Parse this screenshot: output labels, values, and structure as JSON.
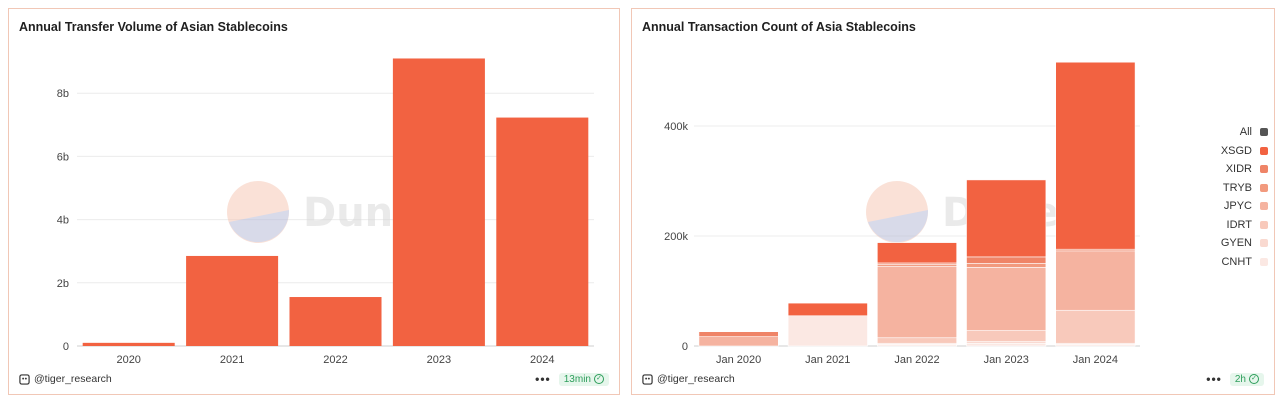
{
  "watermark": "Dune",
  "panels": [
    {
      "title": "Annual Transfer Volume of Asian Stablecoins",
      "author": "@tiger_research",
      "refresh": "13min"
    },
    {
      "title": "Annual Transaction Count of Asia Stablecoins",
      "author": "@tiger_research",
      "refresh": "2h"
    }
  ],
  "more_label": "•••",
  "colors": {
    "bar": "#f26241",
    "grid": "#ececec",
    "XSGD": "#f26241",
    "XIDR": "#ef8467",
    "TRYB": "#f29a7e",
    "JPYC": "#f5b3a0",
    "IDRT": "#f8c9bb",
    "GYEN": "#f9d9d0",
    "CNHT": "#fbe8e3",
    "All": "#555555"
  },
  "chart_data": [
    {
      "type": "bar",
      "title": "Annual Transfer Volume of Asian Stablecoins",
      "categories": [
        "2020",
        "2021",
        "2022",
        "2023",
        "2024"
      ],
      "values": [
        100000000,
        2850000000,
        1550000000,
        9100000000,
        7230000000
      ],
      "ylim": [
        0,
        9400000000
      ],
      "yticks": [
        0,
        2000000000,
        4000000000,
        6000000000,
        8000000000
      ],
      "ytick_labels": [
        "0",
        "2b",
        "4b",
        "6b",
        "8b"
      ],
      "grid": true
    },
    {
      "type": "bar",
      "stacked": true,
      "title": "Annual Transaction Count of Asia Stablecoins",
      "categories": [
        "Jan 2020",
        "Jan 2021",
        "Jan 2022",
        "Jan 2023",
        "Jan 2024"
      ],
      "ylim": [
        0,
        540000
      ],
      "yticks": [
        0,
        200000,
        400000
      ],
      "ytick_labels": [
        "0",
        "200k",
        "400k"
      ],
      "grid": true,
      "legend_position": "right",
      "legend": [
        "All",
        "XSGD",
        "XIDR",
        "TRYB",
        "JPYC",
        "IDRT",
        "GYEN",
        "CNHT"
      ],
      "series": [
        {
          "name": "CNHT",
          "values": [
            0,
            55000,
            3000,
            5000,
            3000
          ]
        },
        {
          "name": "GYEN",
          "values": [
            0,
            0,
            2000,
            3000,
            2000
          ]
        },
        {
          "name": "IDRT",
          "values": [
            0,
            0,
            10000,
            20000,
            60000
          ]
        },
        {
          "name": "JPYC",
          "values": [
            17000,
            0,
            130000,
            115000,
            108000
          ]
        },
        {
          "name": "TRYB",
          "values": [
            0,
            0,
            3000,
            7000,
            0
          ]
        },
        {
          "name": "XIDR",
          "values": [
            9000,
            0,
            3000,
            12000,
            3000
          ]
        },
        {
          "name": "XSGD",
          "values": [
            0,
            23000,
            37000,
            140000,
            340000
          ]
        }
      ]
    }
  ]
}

_ _ _ _ _

### SET TASK
Go through the entries above and pull out each line with "name" in it.

### CORRECT OUTPUT
          "name": "CNHT",
          "name": "GYEN",
          "name": "IDRT",
          "name": "JPYC",
          "name": "TRYB",
          "name": "XIDR",
          "name": "XSGD",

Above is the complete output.